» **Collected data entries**
§
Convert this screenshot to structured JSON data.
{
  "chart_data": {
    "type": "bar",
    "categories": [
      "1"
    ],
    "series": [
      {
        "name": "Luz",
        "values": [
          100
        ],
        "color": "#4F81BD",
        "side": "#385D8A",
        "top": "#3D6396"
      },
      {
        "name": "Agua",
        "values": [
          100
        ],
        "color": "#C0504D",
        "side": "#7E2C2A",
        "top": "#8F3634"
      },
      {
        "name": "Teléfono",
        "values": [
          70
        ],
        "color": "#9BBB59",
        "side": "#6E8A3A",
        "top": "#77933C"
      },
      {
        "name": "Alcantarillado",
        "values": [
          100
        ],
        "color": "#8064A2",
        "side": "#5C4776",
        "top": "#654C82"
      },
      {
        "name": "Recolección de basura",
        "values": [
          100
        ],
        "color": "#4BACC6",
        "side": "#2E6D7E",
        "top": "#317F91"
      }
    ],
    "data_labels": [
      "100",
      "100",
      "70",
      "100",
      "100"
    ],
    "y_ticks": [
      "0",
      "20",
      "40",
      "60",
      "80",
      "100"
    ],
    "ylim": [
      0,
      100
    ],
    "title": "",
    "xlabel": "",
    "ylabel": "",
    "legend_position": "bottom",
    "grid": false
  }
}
§
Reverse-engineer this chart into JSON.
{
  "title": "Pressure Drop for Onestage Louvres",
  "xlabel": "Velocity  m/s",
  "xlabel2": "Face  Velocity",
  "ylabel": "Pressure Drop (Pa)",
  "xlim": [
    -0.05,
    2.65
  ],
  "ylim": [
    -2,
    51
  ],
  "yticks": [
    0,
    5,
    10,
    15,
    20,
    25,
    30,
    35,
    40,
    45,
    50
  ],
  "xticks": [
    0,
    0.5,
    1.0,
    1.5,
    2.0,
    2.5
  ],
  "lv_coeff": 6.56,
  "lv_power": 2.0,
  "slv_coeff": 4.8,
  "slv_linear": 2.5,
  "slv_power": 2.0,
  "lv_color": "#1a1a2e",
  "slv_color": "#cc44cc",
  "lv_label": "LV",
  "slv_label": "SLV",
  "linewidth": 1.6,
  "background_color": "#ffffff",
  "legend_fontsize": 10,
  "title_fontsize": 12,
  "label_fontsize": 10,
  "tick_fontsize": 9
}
§
» **PROBLEM TO SOLVE**
Which lines above contain "JSON"? Show each of them.

» **EXERCISE RESULT**
Convert this screenshot to structured JSON data.
Reverse-engineer this chart into JSON.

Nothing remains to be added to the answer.